--- START OF RECORD EXTRACTS ---

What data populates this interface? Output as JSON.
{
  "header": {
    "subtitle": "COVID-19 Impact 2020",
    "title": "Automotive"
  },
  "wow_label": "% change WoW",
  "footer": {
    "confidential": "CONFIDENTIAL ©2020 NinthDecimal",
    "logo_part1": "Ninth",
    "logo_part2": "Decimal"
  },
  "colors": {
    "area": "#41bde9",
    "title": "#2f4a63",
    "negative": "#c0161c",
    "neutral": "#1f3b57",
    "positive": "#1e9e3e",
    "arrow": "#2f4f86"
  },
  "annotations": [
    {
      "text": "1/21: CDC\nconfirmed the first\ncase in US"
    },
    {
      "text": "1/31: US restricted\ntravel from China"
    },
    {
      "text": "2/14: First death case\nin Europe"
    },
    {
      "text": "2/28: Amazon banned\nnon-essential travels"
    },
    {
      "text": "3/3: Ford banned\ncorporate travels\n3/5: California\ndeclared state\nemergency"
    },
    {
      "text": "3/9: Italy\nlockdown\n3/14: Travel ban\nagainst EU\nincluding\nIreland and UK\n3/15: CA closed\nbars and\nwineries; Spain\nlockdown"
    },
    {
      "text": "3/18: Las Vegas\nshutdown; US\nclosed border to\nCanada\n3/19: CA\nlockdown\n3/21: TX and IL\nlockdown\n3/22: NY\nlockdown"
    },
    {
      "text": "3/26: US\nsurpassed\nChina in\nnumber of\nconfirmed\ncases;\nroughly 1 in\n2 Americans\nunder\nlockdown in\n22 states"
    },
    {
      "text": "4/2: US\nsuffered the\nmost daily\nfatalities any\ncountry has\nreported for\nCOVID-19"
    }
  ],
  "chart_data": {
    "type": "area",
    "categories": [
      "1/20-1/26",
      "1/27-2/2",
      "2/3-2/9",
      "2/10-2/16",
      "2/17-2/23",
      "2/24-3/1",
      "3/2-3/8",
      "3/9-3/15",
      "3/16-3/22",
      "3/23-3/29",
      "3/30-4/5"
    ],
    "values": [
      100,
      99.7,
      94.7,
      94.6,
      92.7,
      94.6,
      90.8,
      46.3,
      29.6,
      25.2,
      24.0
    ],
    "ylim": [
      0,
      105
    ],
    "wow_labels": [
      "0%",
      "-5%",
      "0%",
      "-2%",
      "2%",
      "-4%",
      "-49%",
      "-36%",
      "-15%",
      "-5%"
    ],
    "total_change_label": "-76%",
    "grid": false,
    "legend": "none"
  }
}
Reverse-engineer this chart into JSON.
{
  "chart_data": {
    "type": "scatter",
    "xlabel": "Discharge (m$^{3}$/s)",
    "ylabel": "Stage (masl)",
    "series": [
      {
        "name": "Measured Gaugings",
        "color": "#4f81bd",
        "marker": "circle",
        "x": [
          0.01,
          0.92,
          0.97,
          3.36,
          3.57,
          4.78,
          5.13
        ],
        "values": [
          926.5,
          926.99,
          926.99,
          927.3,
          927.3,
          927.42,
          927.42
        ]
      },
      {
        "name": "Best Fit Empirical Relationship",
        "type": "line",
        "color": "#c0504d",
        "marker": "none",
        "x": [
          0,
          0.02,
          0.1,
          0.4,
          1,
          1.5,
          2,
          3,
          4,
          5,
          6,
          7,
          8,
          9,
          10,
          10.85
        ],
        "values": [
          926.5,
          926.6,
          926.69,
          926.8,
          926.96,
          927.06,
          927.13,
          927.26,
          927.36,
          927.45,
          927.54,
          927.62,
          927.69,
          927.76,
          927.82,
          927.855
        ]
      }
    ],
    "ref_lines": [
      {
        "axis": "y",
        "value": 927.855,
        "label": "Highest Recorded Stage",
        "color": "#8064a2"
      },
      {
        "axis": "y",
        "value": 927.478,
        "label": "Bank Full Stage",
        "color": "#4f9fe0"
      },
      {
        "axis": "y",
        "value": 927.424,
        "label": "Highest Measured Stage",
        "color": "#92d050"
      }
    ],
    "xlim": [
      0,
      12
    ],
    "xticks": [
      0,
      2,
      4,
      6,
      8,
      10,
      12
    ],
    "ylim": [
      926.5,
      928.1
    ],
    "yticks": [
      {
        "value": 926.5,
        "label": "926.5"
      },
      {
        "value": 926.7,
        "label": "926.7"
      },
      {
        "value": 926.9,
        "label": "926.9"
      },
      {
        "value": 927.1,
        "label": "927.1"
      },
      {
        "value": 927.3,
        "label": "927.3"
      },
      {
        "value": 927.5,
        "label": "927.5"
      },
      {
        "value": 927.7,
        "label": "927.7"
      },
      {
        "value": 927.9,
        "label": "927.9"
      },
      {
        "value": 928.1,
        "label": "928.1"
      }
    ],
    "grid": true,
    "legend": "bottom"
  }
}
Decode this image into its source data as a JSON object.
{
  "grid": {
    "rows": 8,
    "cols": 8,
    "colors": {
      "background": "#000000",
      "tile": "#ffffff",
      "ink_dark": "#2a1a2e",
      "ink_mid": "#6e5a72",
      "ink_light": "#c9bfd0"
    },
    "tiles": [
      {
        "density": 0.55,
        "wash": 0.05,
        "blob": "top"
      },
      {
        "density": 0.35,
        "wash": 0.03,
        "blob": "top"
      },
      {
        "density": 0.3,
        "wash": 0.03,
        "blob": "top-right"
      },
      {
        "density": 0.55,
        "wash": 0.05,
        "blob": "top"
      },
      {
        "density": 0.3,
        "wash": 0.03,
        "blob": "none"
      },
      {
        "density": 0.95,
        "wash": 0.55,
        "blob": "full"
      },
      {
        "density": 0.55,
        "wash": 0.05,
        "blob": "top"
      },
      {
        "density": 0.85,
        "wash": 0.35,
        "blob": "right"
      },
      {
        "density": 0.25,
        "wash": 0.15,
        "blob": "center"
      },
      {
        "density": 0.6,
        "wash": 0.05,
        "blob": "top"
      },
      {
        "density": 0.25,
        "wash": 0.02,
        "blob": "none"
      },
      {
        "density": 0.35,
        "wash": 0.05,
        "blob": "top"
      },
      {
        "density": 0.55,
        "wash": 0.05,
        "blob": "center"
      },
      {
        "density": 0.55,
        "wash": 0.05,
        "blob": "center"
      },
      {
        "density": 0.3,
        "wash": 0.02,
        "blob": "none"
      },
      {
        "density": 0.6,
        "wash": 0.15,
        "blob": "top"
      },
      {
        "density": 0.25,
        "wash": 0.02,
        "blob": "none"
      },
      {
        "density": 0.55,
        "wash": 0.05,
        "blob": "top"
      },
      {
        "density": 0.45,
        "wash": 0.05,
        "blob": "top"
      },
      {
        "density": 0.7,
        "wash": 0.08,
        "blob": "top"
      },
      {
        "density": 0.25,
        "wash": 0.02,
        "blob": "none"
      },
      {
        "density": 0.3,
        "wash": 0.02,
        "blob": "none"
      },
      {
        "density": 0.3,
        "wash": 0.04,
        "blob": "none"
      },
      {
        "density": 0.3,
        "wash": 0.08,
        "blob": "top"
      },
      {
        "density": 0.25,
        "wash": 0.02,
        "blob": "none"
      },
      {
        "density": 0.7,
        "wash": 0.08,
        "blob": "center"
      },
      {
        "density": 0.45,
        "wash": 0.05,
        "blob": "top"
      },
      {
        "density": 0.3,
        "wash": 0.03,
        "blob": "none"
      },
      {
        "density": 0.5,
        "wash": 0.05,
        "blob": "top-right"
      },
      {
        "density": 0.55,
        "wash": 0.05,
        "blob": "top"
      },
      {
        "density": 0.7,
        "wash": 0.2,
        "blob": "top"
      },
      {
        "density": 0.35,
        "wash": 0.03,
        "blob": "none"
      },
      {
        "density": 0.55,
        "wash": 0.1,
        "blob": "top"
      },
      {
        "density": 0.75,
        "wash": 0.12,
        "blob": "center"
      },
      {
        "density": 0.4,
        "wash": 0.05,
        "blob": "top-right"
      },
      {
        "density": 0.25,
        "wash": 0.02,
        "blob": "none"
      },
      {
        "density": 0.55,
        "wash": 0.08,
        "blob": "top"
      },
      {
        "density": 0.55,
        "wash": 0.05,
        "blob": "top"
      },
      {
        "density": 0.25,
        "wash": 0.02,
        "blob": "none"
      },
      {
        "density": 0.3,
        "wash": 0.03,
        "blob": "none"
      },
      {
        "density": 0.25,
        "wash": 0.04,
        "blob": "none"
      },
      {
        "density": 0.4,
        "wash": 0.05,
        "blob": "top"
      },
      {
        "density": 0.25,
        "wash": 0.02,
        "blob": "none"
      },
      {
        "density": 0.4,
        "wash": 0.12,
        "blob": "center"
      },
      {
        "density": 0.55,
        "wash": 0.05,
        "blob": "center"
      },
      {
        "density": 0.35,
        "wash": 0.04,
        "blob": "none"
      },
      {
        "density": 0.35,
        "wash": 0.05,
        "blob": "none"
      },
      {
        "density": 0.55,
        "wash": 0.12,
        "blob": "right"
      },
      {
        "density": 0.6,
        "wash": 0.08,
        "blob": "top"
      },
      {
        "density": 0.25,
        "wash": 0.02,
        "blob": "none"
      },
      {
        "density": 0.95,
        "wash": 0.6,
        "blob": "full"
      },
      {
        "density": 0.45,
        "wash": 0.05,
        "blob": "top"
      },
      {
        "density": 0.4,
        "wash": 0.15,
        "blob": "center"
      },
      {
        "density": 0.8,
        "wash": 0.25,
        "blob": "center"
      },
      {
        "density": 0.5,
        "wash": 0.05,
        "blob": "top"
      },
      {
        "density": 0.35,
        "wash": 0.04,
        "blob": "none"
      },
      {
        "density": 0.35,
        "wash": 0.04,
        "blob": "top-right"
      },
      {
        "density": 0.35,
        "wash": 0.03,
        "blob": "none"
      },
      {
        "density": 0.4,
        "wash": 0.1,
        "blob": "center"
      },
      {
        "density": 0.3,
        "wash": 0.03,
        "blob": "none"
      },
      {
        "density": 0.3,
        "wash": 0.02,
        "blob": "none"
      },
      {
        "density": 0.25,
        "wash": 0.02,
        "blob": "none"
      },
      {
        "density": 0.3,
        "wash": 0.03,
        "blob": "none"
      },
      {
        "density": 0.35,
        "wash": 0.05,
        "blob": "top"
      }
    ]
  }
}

--- END OF RECORD EXTRACTS ---

▸ WRITTEN REQUEST: Reproduce every line of the listing above in which the string "this" appears.

▸ PROBLEM SOLUTION:
What data populates this interface? Output as JSON.
Reverse-engineer this chart into JSON.
Decode this image into its source data as a JSON object.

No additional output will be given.